Reproduce every record below exactly as written, leaving out any pictures.

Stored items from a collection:
— Begin —
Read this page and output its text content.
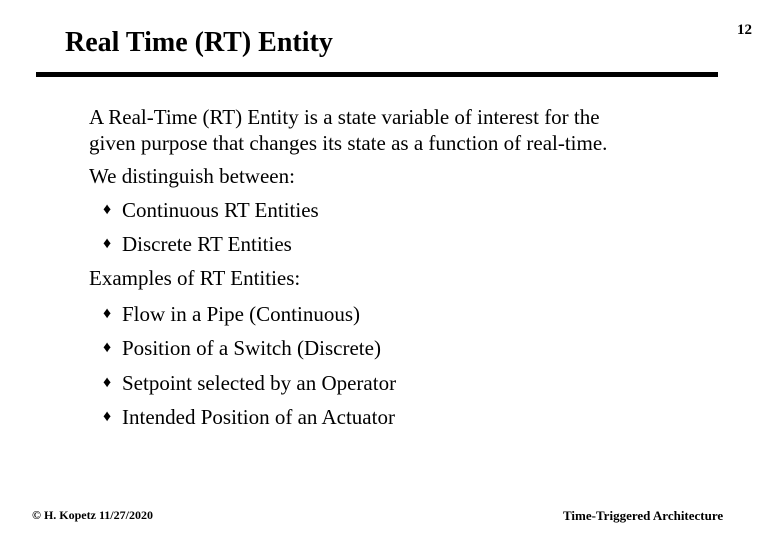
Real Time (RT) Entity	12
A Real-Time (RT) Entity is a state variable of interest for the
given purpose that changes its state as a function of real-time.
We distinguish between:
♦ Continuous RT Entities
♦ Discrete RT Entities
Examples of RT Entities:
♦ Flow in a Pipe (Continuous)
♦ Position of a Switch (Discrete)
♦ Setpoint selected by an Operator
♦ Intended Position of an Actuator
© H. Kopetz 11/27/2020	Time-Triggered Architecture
— End —
_RESULT OF THIS TASK_
Read this page and output its text content.
Real Time (RT) Entity	12
A Real-Time (RT) Entity is a state variable of interest for the
given purpose that changes its state as a function of real-time.
We distinguish between:
♦ Continuous RT Entities
♦ Discrete RT Entities
Examples of RT Entities:
♦ Flow in a Pipe (Continuous)
♦ Position of a Switch (Discrete)
♦ Setpoint selected by an Operator
♦ Intended Position of an Actuator
© H. Kopetz 11/27/2020	Time-Triggered Architecture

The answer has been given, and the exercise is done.